→ **WHAT TO DO**: Set down all of the data exactly as it appears.

# Start of MATERIAL FOR THIS EXERCISE

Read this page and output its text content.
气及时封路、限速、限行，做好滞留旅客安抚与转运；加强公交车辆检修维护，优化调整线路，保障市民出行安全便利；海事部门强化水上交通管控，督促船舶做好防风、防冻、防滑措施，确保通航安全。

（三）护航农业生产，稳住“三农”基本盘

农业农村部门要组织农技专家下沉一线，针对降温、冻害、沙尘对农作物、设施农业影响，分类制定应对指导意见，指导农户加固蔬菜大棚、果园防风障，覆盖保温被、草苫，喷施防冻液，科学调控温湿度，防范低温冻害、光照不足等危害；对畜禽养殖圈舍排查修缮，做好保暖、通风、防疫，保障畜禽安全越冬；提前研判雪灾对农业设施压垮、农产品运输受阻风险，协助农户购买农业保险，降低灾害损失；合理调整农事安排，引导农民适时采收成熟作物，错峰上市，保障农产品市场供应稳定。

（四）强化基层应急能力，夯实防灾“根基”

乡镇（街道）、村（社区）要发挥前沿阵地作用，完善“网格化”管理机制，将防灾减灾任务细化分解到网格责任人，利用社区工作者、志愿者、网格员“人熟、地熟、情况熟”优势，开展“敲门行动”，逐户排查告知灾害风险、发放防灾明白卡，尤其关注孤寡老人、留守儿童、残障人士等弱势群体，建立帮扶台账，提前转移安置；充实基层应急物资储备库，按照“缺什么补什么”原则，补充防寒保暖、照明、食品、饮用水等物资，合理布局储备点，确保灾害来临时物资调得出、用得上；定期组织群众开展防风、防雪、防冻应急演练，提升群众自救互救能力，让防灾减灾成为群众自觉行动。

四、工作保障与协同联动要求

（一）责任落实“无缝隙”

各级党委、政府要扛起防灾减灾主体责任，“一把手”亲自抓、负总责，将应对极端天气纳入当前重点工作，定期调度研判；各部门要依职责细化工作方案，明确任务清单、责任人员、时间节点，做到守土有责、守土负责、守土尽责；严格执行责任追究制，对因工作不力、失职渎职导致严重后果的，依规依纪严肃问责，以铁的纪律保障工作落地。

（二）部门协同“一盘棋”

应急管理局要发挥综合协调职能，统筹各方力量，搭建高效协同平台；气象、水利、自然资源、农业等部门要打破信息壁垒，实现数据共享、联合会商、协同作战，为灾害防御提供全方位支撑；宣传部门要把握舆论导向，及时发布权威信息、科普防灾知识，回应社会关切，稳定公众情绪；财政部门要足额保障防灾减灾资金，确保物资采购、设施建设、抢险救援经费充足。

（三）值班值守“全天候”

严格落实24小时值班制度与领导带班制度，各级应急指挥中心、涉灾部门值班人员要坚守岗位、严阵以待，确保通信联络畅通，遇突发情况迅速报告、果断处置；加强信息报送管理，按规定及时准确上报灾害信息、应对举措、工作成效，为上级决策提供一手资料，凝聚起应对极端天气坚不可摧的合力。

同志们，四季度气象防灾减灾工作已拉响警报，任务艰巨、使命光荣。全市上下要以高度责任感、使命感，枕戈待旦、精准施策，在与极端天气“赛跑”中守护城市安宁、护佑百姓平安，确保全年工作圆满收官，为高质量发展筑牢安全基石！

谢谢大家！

# End of MATERIAL FOR THIS EXERCISE

→ **WORKED SOLUTION**:
Read this page and output its text content.
气及时封路、限速、限行，做好滞留旅客安抚与转运；加强公交车辆检修维护，优化调整线路，保障市民出行安全便利；海事部门强化水上交通管控，督促船舶做好防风、防冻、防滑措施，确保通航安全。

（三）护航农业生产，稳住“三农”基本盘

农业农村部门要组织农技专家下沉一线，针对降温、冻害、沙尘对农作物、设施农业影响，分类制定应对指导意见，指导农户加固蔬菜大棚、果园防风障，覆盖保温被、草苫，喷施防冻液，科学调控温湿度，防范低温冻害、光照不足等危害；对畜禽养殖圈舍排查修缮，做好保暖、通风、防疫，保障畜禽安全越冬；提前研判雪灾对农业设施压垮、农产品运输受阻风险，协助农户购买农业保险，降低灾害损失；合理调整农事安排，引导农民适时采收成熟作物，错峰上市，保障农产品市场供应稳定。

（四）强化基层应急能力，夯实防灾“根基”

乡镇（街道）、村（社区）要发挥前沿阵地作用，完善“网格化”管理机制，将防灾减灾任务细化分解到网格责任人，利用社区工作者、志愿者、网格员“人熟、地熟、情况熟”优势，开展“敲门行动”，逐户排查告知灾害风险、发放防灾明白卡，尤其关注孤寡老人、留守儿童、残障人士等弱势群体，建立帮扶台账，提前转移安置；充实基层应急物资储备库，按照“缺什么补什么”原则，补充防寒保暖、照明、食品、饮用水等物资，合理布局储备点，确保灾害来临时物资调得出、用得上；定期组织群众开展防风、防雪、防冻应急演练，提升群众自救互救能力，让防灾减灾成为群众自觉行动。

四、工作保障与协同联动要求

（一）责任落实“无缝隙”

各级党委、政府要扛起防灾减灾主体责任，“一把手”亲自抓、负总责，将应对极端天气纳入当前重点工作，定期调度研判；各部门要依职责细化工作方案，明确任务清单、责任人员、时间节点，做到守土有责、守土负责、守土尽责；严格执行责任追究制，对因工作不力、失职渎职导致严重后果的，依规依纪严肃问责，以铁的纪律保障工作落地。

（二）部门协同“一盘棋”

应急管理局要发挥综合协调职能，统筹各方力量，搭建高效协同平台；气象、水利、自然资源、农业等部门要打破信息壁垒，实现数据共享、联合会商、协同作战，为灾害防御提供全方位支撑；宣传部门要把握舆论导向，及时发布权威信息、科普防灾知识，回应社会关切，稳定公众情绪；财政部门要足额保障防灾减灾资金，确保物资采购、设施建设、抢险救援经费充足。

（三）值班值守“全天候”

严格落实24小时值班制度与领导带班制度，各级应急指挥中心、涉灾部门值班人员要坚守岗位、严阵以待，确保通信联络畅通，遇突发情况迅速报告、果断处置；加强信息报送管理，按规定及时准确上报灾害信息、应对举措、工作成效，为上级决策提供一手资料，凝聚起应对极端天气坚不可摧的合力。

同志们，四季度气象防灾减灾工作已拉响警报，任务艰巨、使命光荣。全市上下要以高度责任感、使命感，枕戈待旦、精准施策，在与极端天气“赛跑”中守护城市安宁、护佑百姓平安，确保全年工作圆满收官，为高质量发展筑牢安全基石！

谢谢大家！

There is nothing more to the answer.